*Aim*.
Count how many lines in the material below hold the word "dollars"; the reply is that number alone.

*Task inputs*.
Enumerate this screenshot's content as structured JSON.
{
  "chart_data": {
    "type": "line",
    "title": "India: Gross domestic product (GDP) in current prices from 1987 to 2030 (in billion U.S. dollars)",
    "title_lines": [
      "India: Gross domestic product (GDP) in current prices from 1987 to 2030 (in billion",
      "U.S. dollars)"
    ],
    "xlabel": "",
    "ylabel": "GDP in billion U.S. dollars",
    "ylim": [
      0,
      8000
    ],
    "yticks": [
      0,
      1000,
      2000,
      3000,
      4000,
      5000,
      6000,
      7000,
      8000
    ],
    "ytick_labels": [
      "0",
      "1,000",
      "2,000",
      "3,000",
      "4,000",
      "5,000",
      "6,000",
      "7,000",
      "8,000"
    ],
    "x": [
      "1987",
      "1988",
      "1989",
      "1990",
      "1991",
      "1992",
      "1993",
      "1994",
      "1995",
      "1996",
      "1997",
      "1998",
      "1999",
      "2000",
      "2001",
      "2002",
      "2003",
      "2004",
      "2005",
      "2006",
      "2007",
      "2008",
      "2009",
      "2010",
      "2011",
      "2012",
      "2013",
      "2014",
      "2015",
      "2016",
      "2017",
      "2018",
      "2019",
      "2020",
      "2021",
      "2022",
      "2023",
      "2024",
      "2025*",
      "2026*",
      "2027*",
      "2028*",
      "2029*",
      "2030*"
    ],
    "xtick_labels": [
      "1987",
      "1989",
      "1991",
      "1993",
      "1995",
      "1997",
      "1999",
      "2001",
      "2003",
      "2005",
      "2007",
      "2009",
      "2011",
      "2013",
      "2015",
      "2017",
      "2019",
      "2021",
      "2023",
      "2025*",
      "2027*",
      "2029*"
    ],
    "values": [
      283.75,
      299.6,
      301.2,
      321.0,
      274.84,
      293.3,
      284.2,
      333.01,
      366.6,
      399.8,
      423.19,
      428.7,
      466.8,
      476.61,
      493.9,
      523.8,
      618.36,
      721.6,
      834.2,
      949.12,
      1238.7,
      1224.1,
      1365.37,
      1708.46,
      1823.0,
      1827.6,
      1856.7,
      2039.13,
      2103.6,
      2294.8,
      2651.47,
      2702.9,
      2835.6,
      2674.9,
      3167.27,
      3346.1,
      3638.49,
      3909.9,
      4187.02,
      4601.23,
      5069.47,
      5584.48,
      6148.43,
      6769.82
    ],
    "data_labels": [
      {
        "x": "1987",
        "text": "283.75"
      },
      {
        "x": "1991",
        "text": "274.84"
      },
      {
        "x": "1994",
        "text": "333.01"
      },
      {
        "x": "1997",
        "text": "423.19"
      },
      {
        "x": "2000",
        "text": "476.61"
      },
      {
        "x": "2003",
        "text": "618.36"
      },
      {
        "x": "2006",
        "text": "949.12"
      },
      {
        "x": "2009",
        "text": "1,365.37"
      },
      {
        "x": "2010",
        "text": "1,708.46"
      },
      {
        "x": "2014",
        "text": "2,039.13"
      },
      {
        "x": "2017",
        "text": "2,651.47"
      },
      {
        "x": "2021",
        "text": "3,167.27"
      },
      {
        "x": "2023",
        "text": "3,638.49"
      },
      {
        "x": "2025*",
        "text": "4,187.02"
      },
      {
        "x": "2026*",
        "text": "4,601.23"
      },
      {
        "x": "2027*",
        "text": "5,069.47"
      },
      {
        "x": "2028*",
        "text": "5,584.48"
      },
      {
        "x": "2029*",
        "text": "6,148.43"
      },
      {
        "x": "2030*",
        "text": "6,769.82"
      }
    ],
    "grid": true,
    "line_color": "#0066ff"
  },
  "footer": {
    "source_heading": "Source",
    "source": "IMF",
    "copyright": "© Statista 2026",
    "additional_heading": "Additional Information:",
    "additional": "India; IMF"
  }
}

*Solution to this exercise*.
3